◆ **Exercise goal**
From the entries below, please gather each line containing the string "axis".
# START OF Provided records
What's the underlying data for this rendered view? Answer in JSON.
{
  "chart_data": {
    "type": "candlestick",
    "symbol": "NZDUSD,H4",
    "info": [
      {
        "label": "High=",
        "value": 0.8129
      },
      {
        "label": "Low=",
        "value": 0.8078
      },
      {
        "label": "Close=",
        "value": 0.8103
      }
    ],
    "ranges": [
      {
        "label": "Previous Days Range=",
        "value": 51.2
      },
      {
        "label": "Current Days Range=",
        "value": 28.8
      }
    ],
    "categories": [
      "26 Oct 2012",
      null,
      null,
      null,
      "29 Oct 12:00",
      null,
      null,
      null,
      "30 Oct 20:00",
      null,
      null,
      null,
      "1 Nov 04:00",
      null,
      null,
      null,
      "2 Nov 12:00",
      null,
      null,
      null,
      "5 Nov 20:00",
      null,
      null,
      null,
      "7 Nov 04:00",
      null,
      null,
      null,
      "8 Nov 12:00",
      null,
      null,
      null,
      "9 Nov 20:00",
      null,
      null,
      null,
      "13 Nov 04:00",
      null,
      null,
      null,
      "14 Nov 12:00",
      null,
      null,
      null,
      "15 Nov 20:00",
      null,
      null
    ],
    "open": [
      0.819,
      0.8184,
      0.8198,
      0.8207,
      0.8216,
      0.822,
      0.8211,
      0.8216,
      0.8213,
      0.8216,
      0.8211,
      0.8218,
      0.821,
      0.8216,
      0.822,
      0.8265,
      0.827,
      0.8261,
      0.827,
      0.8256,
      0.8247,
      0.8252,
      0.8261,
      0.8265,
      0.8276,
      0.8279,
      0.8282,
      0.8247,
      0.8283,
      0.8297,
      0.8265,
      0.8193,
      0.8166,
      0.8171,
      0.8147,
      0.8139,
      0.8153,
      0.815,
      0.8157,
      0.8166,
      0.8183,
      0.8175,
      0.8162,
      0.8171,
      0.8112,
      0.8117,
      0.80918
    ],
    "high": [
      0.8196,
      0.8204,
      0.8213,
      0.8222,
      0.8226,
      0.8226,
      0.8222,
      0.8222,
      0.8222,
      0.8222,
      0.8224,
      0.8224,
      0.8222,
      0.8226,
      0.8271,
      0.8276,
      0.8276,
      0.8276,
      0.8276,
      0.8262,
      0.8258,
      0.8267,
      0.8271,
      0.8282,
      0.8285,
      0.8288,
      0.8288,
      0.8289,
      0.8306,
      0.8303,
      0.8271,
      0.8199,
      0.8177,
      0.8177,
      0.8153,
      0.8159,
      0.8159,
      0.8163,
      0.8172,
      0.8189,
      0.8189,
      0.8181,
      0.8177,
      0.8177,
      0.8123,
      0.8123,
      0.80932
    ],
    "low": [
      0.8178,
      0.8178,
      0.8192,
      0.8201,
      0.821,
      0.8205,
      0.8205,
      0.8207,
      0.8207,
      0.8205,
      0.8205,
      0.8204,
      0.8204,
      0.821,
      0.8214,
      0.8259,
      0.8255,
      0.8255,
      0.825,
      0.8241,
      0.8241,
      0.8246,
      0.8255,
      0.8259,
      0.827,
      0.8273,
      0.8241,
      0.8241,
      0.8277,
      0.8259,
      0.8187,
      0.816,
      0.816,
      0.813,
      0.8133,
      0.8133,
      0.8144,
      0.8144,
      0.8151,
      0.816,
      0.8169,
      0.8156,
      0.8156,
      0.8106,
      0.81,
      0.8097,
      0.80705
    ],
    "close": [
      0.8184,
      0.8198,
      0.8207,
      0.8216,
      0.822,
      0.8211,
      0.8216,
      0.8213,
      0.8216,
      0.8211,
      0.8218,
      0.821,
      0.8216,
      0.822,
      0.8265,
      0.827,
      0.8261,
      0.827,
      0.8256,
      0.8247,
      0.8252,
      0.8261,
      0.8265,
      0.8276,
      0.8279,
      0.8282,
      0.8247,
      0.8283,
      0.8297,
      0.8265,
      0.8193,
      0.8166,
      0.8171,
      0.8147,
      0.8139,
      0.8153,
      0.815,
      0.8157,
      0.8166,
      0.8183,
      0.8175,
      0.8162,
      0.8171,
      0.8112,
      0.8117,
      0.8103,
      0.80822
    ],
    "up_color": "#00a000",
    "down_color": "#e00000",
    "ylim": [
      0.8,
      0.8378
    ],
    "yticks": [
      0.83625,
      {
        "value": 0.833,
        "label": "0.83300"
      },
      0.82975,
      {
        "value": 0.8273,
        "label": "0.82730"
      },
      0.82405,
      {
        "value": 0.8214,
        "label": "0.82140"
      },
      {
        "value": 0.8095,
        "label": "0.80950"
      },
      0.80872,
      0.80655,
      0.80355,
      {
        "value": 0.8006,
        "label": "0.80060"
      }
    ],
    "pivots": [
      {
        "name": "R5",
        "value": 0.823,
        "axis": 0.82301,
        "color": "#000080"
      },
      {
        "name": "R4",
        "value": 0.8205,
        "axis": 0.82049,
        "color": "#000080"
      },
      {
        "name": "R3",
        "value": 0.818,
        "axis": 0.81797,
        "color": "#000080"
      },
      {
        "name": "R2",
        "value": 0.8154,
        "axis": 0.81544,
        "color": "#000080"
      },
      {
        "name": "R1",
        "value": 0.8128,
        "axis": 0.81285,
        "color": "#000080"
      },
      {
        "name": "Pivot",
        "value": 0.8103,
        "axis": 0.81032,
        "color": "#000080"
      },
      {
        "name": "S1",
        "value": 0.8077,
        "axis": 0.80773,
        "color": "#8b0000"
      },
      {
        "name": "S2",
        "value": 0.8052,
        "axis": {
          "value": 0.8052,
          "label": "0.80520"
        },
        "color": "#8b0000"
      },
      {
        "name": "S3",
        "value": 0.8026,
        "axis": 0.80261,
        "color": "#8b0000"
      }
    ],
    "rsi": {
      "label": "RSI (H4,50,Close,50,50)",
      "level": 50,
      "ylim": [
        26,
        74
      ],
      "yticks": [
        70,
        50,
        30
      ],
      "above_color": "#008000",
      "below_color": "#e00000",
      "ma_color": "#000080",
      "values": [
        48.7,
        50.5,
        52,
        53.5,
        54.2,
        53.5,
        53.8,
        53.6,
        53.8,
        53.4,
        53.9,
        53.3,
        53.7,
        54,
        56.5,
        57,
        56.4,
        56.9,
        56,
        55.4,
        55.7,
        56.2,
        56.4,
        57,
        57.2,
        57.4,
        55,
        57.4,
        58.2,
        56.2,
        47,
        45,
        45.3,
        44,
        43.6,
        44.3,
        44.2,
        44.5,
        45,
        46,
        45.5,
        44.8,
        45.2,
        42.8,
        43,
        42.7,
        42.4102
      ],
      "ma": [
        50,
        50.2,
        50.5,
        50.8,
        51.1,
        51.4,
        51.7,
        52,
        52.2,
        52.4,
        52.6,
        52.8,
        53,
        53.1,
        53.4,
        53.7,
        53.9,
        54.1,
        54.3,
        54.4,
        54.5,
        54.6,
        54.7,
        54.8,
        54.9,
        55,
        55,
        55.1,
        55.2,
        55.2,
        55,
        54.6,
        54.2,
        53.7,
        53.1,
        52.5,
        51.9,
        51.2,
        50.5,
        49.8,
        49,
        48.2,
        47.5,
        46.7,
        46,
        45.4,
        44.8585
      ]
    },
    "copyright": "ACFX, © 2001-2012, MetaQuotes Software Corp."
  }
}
# END OF Provided records
◆ **Completed exercise**
        "axis": 0.82301,
        "axis": 0.82049,
        "axis": 0.81797,
        "axis": 0.81544,
        "axis": 0.81285,
        "axis": 0.81032,
        "axis": 0.80773,
        "axis": {
        "axis": 0.80261,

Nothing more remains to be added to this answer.